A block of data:
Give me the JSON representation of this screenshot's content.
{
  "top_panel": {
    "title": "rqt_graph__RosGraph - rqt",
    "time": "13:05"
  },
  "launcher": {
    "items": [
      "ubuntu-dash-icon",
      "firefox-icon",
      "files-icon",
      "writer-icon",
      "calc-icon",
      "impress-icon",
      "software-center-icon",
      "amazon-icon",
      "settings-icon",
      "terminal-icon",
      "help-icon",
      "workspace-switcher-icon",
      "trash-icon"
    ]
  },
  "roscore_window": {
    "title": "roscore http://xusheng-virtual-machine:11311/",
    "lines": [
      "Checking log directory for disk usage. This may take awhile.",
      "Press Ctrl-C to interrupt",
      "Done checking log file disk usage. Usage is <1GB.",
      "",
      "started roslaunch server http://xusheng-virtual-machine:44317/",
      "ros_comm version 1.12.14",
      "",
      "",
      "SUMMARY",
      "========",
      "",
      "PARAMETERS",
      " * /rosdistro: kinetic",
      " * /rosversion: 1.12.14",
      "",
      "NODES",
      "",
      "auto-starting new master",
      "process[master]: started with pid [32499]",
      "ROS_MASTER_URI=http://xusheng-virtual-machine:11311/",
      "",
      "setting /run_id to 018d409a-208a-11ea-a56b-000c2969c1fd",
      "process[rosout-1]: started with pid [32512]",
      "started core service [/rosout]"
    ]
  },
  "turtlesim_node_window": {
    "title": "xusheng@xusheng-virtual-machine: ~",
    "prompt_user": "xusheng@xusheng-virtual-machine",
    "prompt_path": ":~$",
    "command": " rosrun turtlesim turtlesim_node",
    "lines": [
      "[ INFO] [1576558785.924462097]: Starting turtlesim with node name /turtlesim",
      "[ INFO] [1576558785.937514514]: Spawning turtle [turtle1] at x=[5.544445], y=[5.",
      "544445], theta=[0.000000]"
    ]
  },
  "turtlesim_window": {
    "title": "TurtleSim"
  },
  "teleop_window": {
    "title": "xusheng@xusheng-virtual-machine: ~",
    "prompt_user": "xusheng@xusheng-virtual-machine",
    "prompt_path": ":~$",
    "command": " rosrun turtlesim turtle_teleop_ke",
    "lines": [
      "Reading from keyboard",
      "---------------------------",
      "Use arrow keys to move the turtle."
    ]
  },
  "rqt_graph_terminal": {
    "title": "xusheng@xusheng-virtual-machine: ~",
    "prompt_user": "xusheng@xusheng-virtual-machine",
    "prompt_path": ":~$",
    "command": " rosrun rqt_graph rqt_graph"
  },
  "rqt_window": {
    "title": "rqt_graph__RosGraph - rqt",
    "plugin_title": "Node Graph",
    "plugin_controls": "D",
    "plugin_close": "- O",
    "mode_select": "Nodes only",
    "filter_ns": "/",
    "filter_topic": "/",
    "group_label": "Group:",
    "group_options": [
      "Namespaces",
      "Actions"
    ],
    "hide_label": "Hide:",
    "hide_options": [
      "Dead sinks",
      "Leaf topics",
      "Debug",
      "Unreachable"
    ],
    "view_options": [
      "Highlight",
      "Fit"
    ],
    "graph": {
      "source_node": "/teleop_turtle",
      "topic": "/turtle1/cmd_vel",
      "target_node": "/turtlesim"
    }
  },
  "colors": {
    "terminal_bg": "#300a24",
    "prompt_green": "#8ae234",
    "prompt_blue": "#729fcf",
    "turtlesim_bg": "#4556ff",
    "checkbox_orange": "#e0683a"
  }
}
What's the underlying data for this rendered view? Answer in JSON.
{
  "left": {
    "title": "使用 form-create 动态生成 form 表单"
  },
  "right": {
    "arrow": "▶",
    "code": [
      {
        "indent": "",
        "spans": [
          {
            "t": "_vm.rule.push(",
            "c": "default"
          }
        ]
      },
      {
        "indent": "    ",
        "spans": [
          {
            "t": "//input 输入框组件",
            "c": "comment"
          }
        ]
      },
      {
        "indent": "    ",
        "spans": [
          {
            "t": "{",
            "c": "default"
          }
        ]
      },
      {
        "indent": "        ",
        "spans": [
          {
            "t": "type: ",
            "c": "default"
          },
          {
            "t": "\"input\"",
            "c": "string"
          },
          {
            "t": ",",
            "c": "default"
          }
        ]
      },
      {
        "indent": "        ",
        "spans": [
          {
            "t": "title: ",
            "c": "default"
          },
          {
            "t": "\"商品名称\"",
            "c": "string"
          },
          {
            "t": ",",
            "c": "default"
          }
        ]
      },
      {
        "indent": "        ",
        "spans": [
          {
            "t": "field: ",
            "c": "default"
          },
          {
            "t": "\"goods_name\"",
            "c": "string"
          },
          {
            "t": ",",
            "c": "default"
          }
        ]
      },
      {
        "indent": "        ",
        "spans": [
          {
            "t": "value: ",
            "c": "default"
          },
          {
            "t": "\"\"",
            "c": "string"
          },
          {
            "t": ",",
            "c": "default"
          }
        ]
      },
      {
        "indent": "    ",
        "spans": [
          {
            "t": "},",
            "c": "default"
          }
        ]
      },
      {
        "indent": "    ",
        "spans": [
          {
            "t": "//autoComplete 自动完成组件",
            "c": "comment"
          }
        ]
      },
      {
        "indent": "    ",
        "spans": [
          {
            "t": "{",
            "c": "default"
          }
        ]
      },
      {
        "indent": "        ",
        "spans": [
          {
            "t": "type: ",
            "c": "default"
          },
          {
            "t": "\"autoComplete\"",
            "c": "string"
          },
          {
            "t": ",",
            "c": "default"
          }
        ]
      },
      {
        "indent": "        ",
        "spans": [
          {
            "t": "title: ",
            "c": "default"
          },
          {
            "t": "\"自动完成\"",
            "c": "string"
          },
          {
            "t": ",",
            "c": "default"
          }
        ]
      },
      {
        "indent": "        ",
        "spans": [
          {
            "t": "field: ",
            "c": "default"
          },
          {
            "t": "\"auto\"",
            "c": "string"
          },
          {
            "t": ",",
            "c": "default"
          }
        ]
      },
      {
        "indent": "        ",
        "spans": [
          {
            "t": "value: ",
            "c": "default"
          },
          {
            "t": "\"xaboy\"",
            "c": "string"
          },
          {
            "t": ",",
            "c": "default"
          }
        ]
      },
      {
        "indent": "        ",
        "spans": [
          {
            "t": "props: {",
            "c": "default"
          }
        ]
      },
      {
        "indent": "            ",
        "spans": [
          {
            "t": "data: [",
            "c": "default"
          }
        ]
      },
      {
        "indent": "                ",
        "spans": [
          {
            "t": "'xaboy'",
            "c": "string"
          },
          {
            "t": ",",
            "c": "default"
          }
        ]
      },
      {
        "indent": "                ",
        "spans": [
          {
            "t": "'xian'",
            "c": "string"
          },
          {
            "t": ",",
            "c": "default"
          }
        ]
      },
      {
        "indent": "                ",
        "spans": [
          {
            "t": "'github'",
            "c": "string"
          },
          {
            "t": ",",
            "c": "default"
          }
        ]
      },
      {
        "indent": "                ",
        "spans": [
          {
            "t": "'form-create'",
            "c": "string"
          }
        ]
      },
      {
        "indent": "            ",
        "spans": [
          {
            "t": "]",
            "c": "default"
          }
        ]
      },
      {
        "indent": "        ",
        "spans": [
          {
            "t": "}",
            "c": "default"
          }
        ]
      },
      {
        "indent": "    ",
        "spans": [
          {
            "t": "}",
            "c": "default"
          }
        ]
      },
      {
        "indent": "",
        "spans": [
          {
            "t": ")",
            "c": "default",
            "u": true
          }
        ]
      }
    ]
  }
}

(Your task) Without leaving anything out, quote all the data.

(The completed task)
Give me the JSON representation of this screenshot's content.
{
  "top_panel": {
    "title": "rqt_graph__RosGraph - rqt",
    "time": "13:05"
  },
  "launcher": {
    "items": [
      "ubuntu-dash-icon",
      "firefox-icon",
      "files-icon",
      "writer-icon",
      "calc-icon",
      "impress-icon",
      "software-center-icon",
      "amazon-icon",
      "settings-icon",
      "terminal-icon",
      "help-icon",
      "workspace-switcher-icon",
      "trash-icon"
    ]
  },
  "roscore_window": {
    "title": "roscore http://xusheng-virtual-machine:11311/",
    "lines": [
      "Checking log directory for disk usage. This may take awhile.",
      "Press Ctrl-C to interrupt",
      "Done checking log file disk usage. Usage is <1GB.",
      "",
      "started roslaunch server http://xusheng-virtual-machine:44317/",
      "ros_comm version 1.12.14",
      "",
      "",
      "SUMMARY",
      "========",
      "",
      "PARAMETERS",
      " * /rosdistro: kinetic",
      " * /rosversion: 1.12.14",
      "",
      "NODES",
      "",
      "auto-starting new master",
      "process[master]: started with pid [32499]",
      "ROS_MASTER_URI=http://xusheng-virtual-machine:11311/",
      "",
      "setting /run_id to 018d409a-208a-11ea-a56b-000c2969c1fd",
      "process[rosout-1]: started with pid [32512]",
      "started core service [/rosout]"
    ]
  },
  "turtlesim_node_window": {
    "title": "xusheng@xusheng-virtual-machine: ~",
    "prompt_user": "xusheng@xusheng-virtual-machine",
    "prompt_path": ":~$",
    "command": " rosrun turtlesim turtlesim_node",
    "lines": [
      "[ INFO] [1576558785.924462097]: Starting turtlesim with node name /turtlesim",
      "[ INFO] [1576558785.937514514]: Spawning turtle [turtle1] at x=[5.544445], y=[5.",
      "544445], theta=[0.000000]"
    ]
  },
  "turtlesim_window": {
    "title": "TurtleSim"
  },
  "teleop_window": {
    "title": "xusheng@xusheng-virtual-machine: ~",
    "prompt_user": "xusheng@xusheng-virtual-machine",
    "prompt_path": ":~$",
    "command": " rosrun turtlesim turtle_teleop_ke",
    "lines": [
      "Reading from keyboard",
      "---------------------------",
      "Use arrow keys to move the turtle."
    ]
  },
  "rqt_graph_terminal": {
    "title": "xusheng@xusheng-virtual-machine: ~",
    "prompt_user": "xusheng@xusheng-virtual-machine",
    "prompt_path": ":~$",
    "command": " rosrun rqt_graph rqt_graph"
  },
  "rqt_window": {
    "title": "rqt_graph__RosGraph - rqt",
    "plugin_title": "Node Graph",
    "plugin_controls": "D",
    "plugin_close": "- O",
    "mode_select": "Nodes only",
    "filter_ns": "/",
    "filter_topic": "/",
    "group_label": "Group:",
    "group_options": [
      "Namespaces",
      "Actions"
    ],
    "hide_label": "Hide:",
    "hide_options": [
      "Dead sinks",
      "Leaf topics",
      "Debug",
      "Unreachable"
    ],
    "view_options": [
      "Highlight",
      "Fit"
    ],
    "graph": {
      "source_node": "/teleop_turtle",
      "topic": "/turtle1/cmd_vel",
      "target_node": "/turtlesim"
    }
  },
  "colors": {
    "terminal_bg": "#300a24",
    "prompt_green": "#8ae234",
    "prompt_blue": "#729fcf",
    "turtlesim_bg": "#4556ff",
    "checkbox_orange": "#e0683a"
  }
}
What's the underlying data for this rendered view? Answer in JSON.
{
  "left": {
    "title": "使用 form-create 动态生成 form 表单"
  },
  "right": {
    "arrow": "▶",
    "code": [
      {
        "indent": "",
        "spans": [
          {
            "t": "_vm.rule.push(",
            "c": "default"
          }
        ]
      },
      {
        "indent": "    ",
        "spans": [
          {
            "t": "//input 输入框组件",
            "c": "comment"
          }
        ]
      },
      {
        "indent": "    ",
        "spans": [
          {
            "t": "{",
            "c": "default"
          }
        ]
      },
      {
        "indent": "        ",
        "spans": [
          {
            "t": "type: ",
            "c": "default"
          },
          {
            "t": "\"input\"",
            "c": "string"
          },
          {
            "t": ",",
            "c": "default"
          }
        ]
      },
      {
        "indent": "        ",
        "spans": [
          {
            "t": "title: ",
            "c": "default"
          },
          {
            "t": "\"商品名称\"",
            "c": "string"
          },
          {
            "t": ",",
            "c": "default"
          }
        ]
      },
      {
        "indent": "        ",
        "spans": [
          {
            "t": "field: ",
            "c": "default"
          },
          {
            "t": "\"goods_name\"",
            "c": "string"
          },
          {
            "t": ",",
            "c": "default"
          }
        ]
      },
      {
        "indent": "        ",
        "spans": [
          {
            "t": "value: ",
            "c": "default"
          },
          {
            "t": "\"\"",
            "c": "string"
          },
          {
            "t": ",",
            "c": "default"
          }
        ]
      },
      {
        "indent": "    ",
        "spans": [
          {
            "t": "},",
            "c": "default"
          }
        ]
      },
      {
        "indent": "    ",
        "spans": [
          {
            "t": "//autoComplete 自动完成组件",
            "c": "comment"
          }
        ]
      },
      {
        "indent": "    ",
        "spans": [
          {
            "t": "{",
            "c": "default"
          }
        ]
      },
      {
        "indent": "        ",
        "spans": [
          {
            "t": "type: ",
            "c": "default"
          },
          {
            "t": "\"autoComplete\"",
            "c": "string"
          },
          {
            "t": ",",
            "c": "default"
          }
        ]
      },
      {
        "indent": "        ",
        "spans": [
          {
            "t": "title: ",
            "c": "default"
          },
          {
            "t": "\"自动完成\"",
            "c": "string"
          },
          {
            "t": ",",
            "c": "default"
          }
        ]
      },
      {
        "indent": "        ",
        "spans": [
          {
            "t": "field: ",
            "c": "default"
          },
          {
            "t": "\"auto\"",
            "c": "string"
          },
          {
            "t": ",",
            "c": "default"
          }
        ]
      },
      {
        "indent": "        ",
        "spans": [
          {
            "t": "value: ",
            "c": "default"
          },
          {
            "t": "\"xaboy\"",
            "c": "string"
          },
          {
            "t": ",",
            "c": "default"
          }
        ]
      },
      {
        "indent": "        ",
        "spans": [
          {
            "t": "props: {",
            "c": "default"
          }
        ]
      },
      {
        "indent": "            ",
        "spans": [
          {
            "t": "data: [",
            "c": "default"
          }
        ]
      },
      {
        "indent": "                ",
        "spans": [
          {
            "t": "'xaboy'",
            "c": "string"
          },
          {
            "t": ",",
            "c": "default"
          }
        ]
      },
      {
        "indent": "                ",
        "spans": [
          {
            "t": "'xian'",
            "c": "string"
          },
          {
            "t": ",",
            "c": "default"
          }
        ]
      },
      {
        "indent": "                ",
        "spans": [
          {
            "t": "'github'",
            "c": "string"
          },
          {
            "t": ",",
            "c": "default"
          }
        ]
      },
      {
        "indent": "                ",
        "spans": [
          {
            "t": "'form-create'",
            "c": "string"
          }
        ]
      },
      {
        "indent": "            ",
        "spans": [
          {
            "t": "]",
            "c": "default"
          }
        ]
      },
      {
        "indent": "        ",
        "spans": [
          {
            "t": "}",
            "c": "default"
          }
        ]
      },
      {
        "indent": "    ",
        "spans": [
          {
            "t": "}",
            "c": "default"
          }
        ]
      },
      {
        "indent": "",
        "spans": [
          {
            "t": ")",
            "c": "default",
            "u": true
          }
        ]
      }
    ]
  }
}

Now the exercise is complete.